• **Exercise task**
Output the material word for word. Leave each picture out.

• **Rows**
[START]

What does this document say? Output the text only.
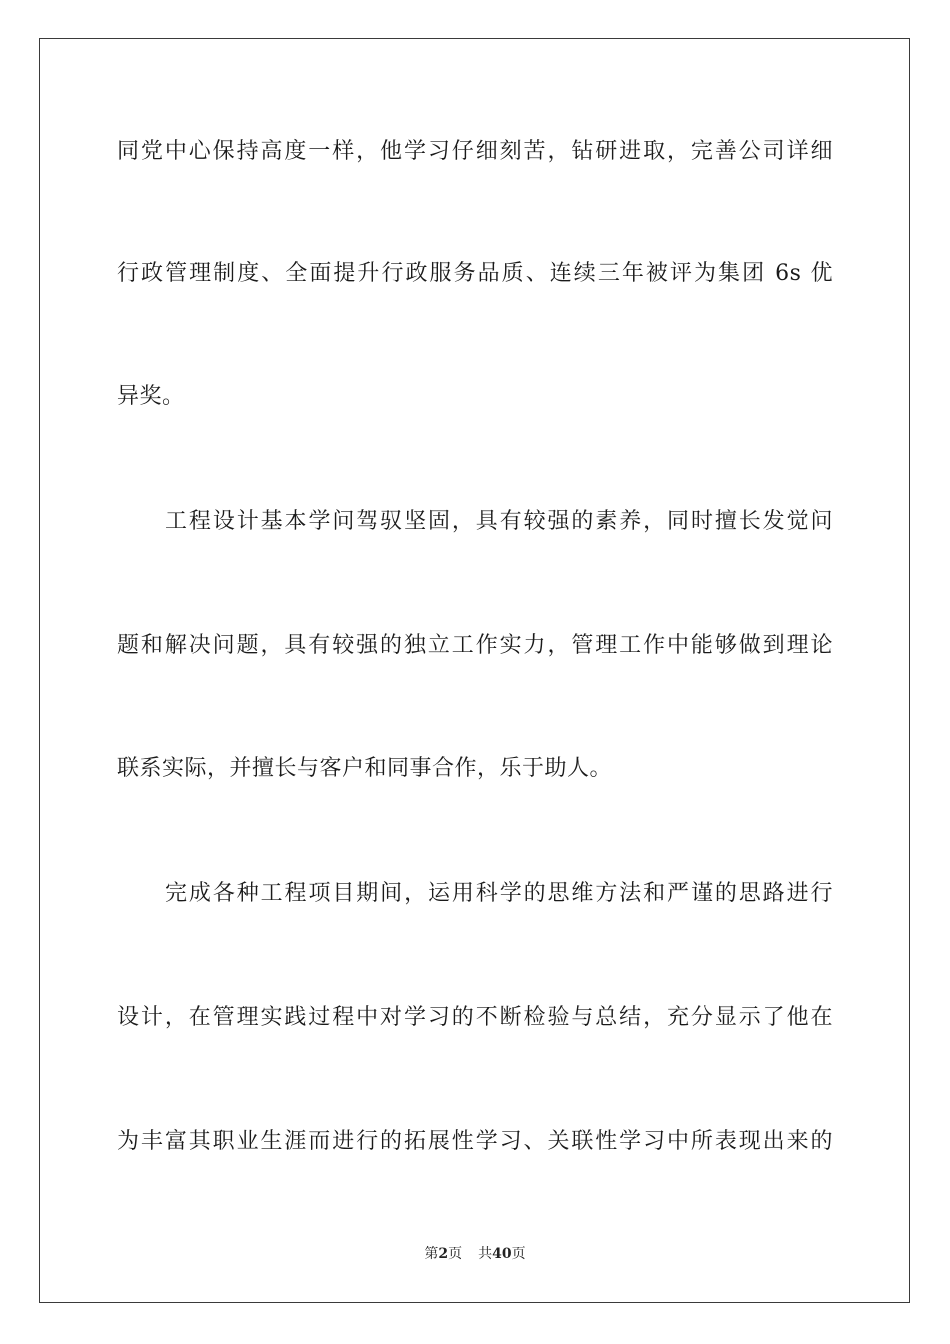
同党中心保持高度一样，他学习仔细刻苦，钻研进取，完善公司详细
行政管理制度、全面提升行政服务品质、连续三年被评为集团 6s 优
异奖。
工程设计基本学问驾驭坚固，具有较强的素养，同时擅长发觉问
题和解决问题，具有较强的独立工作实力，管理工作中能够做到理论
联系实际，并擅长与客户和同事合作，乐于助人。
完成各种工程项目期间，运用科学的思维方法和严谨的思路进行
设计，在管理实践过程中对学习的不断检验与总结，充分显示了他在
为丰富其职业生涯而进行的拓展性学习、关联性学习中所表现出来的
第2页 共40页
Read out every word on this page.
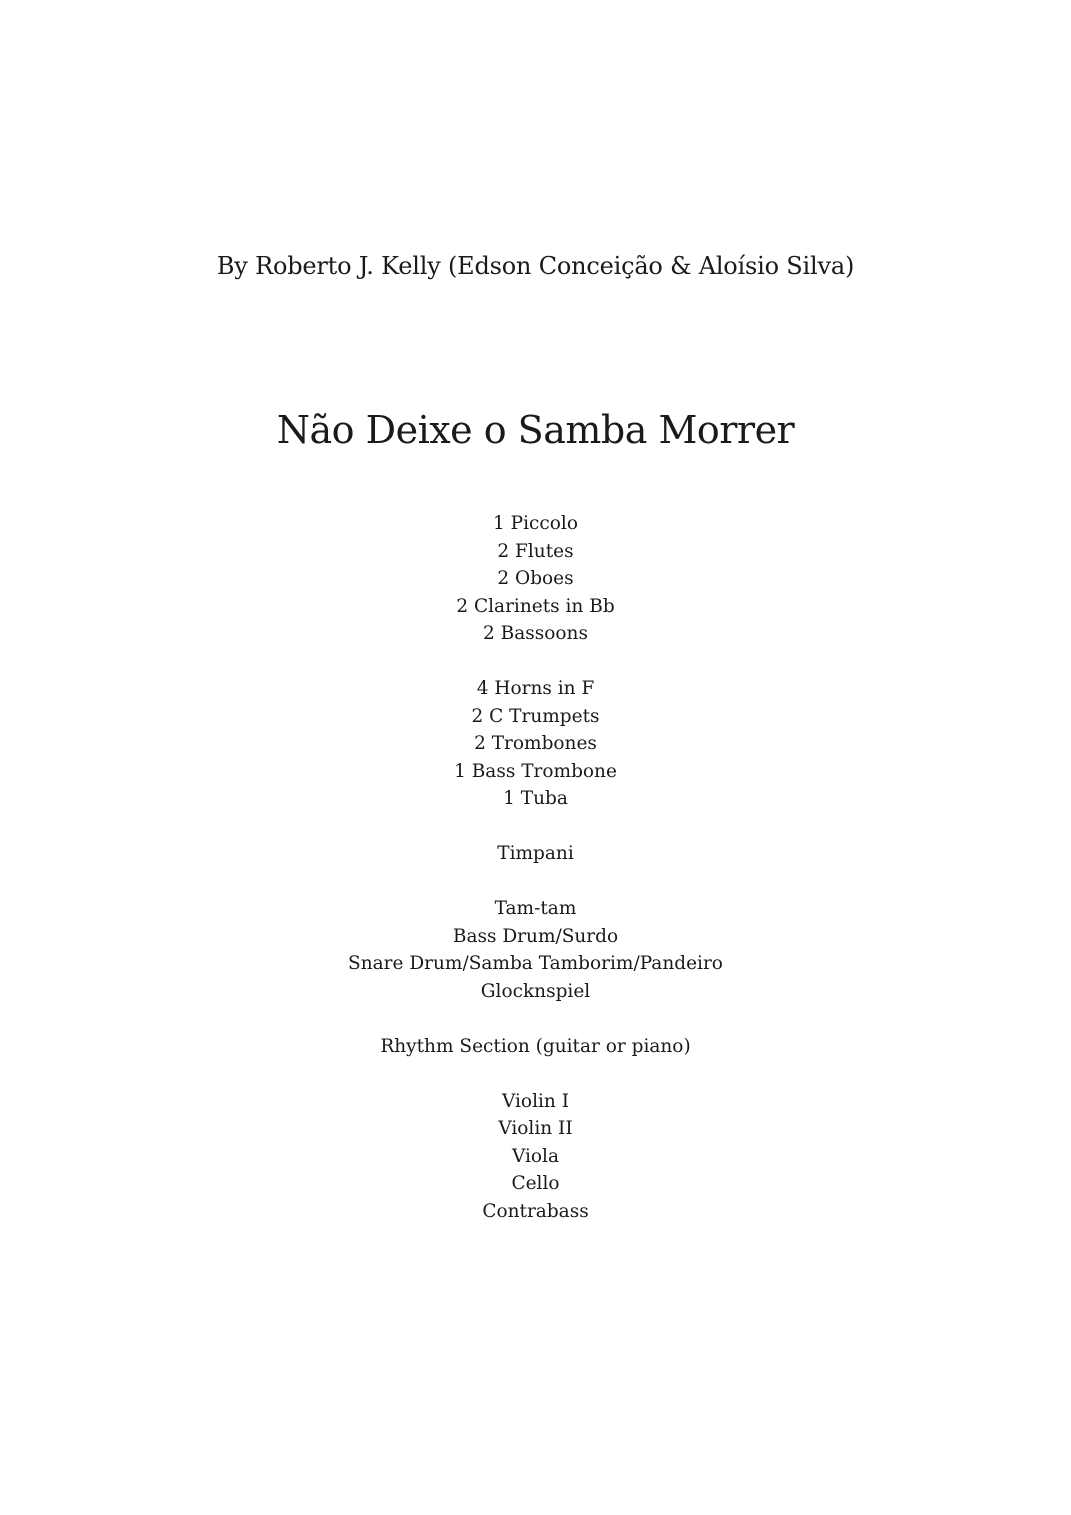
By Roberto J. Kelly (Edson Conceição & Aloísio Silva)
Não Deixe o Samba Morrer
1 Piccolo
2 Flutes
2 Oboes
2 Clarinets in Bb
2 Bassoons
4 Horns in F
2 C Trumpets
2 Trombones
1 Bass Trombone
1 Tuba
Timpani
Tam-tam
Bass Drum/Surdo
Snare Drum/Samba Tamborim/Pandeiro
Glocknspiel
Rhythm Section (guitar or piano)
Violin I
Violin II
Viola
Cello
Contrabass
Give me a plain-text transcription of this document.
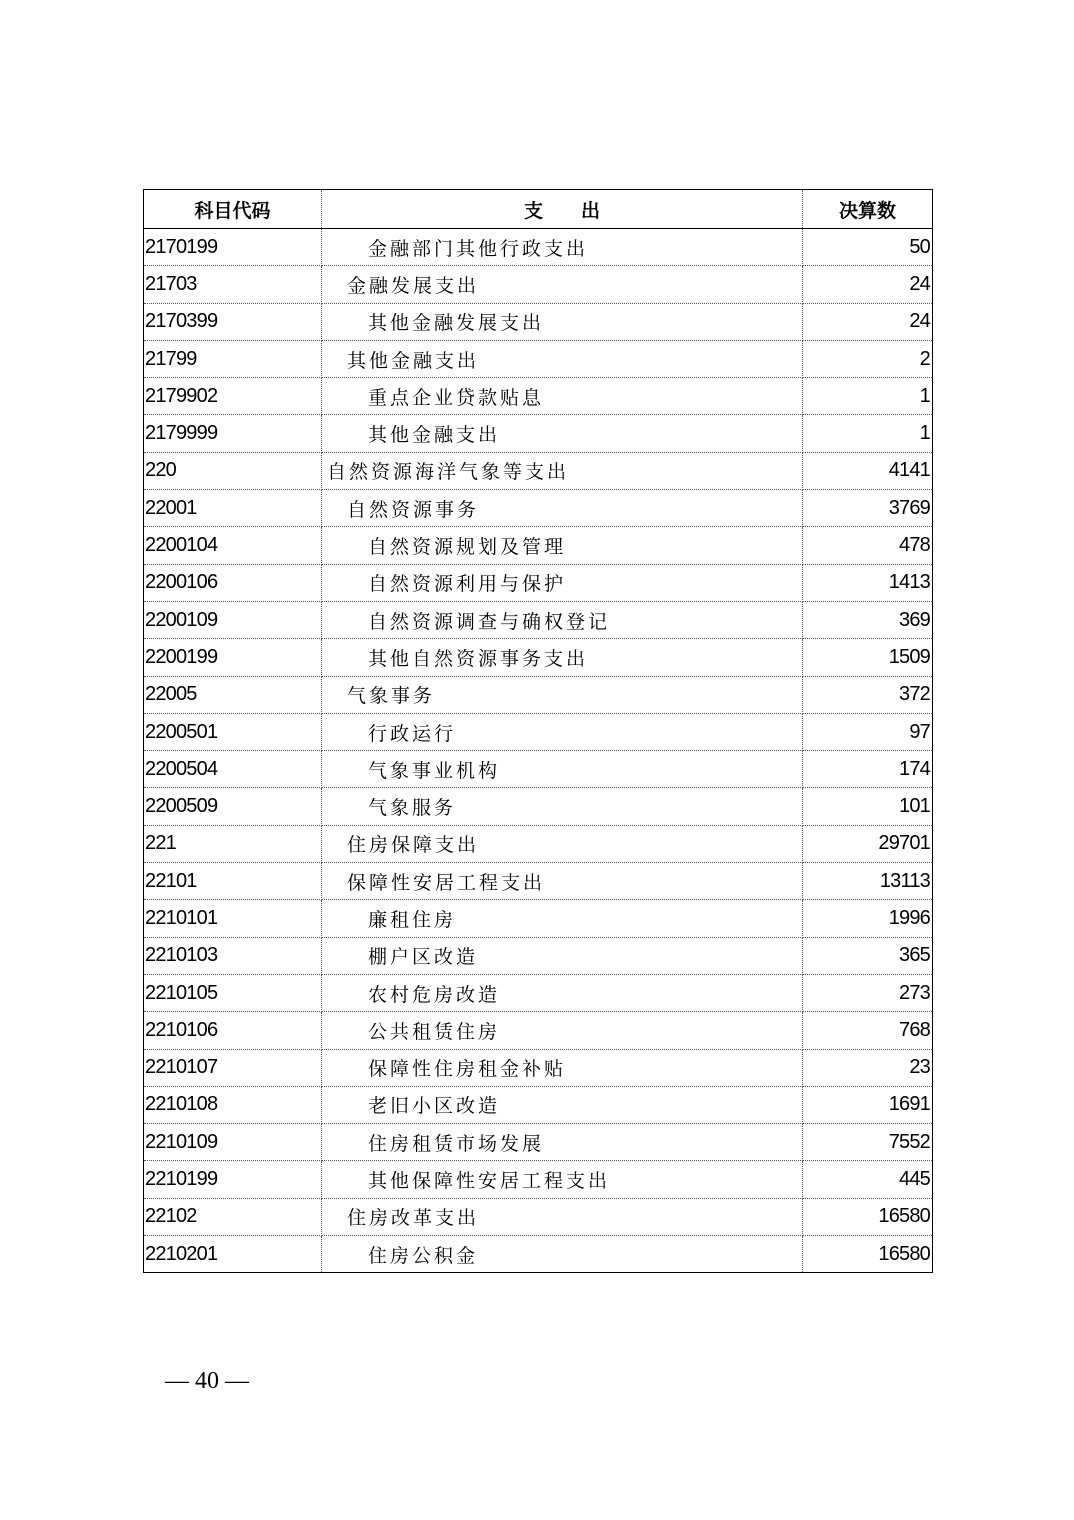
科目代码	支　　出	决算数
2170199	金融部门其他行政支出	50
21703	金融发展支出	24
2170399	其他金融发展支出	24
21799	其他金融支出	2
2179902	重点企业贷款贴息	1
2179999	其他金融支出	1
220	自然资源海洋气象等支出	4141
22001	自然资源事务	3769
2200104	自然资源规划及管理	478
2200106	自然资源利用与保护	1413
2200109	自然资源调查与确权登记	369
2200199	其他自然资源事务支出	1509
22005	气象事务	372
2200501	行政运行	97
2200504	气象事业机构	174
2200509	气象服务	101
221	住房保障支出	29701
22101	保障性安居工程支出	13113
2210101	廉租住房	1996
2210103	棚户区改造	365
2210105	农村危房改造	273
2210106	公共租赁住房	768
2210107	保障性住房租金补贴	23
2210108	老旧小区改造	1691
2210109	住房租赁市场发展	7552
2210199	其他保障性安居工程支出	445
22102	住房改革支出	16580
2210201	住房公积金	16580
— 40 —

[END]

• **Response below**
What does this document say? Output the text only.
同党中心保持高度一样，他学习仔细刻苦，钻研进取，完善公司详细
行政管理制度、全面提升行政服务品质、连续三年被评为集团 6s 优
异奖。
工程设计基本学问驾驭坚固，具有较强的素养，同时擅长发觉问
题和解决问题，具有较强的独立工作实力，管理工作中能够做到理论
联系实际，并擅长与客户和同事合作，乐于助人。
完成各种工程项目期间，运用科学的思维方法和严谨的思路进行
设计，在管理实践过程中对学习的不断检验与总结，充分显示了他在
为丰富其职业生涯而进行的拓展性学习、关联性学习中所表现出来的
第2页 共40页
Read out every word on this page.
By Roberto J. Kelly (Edson Conceição & Aloísio Silva)
Não Deixe o Samba Morrer
1 Piccolo
2 Flutes
2 Oboes
2 Clarinets in Bb
2 Bassoons
4 Horns in F
2 C Trumpets
2 Trombones
1 Bass Trombone
1 Tuba
Timpani
Tam-tam
Bass Drum/Surdo
Snare Drum/Samba Tamborim/Pandeiro
Glocknspiel
Rhythm Section (guitar or piano)
Violin I
Violin II
Viola
Cello
Contrabass
Give me a plain-text transcription of this document.
科目代码	支　　出	决算数
2170199	金融部门其他行政支出	50
21703	金融发展支出	24
2170399	其他金融发展支出	24
21799	其他金融支出	2
2179902	重点企业贷款贴息	1
2179999	其他金融支出	1
220	自然资源海洋气象等支出	4141
22001	自然资源事务	3769
2200104	自然资源规划及管理	478
2200106	自然资源利用与保护	1413
2200109	自然资源调查与确权登记	369
2200199	其他自然资源事务支出	1509
22005	气象事务	372
2200501	行政运行	97
2200504	气象事业机构	174
2200509	气象服务	101
221	住房保障支出	29701
22101	保障性安居工程支出	13113
2210101	廉租住房	1996
2210103	棚户区改造	365
2210105	农村危房改造	273
2210106	公共租赁住房	768
2210107	保障性住房租金补贴	23
2210108	老旧小区改造	1691
2210109	住房租赁市场发展	7552
2210199	其他保障性安居工程支出	445
22102	住房改革支出	16580
2210201	住房公积金	16580
— 40 —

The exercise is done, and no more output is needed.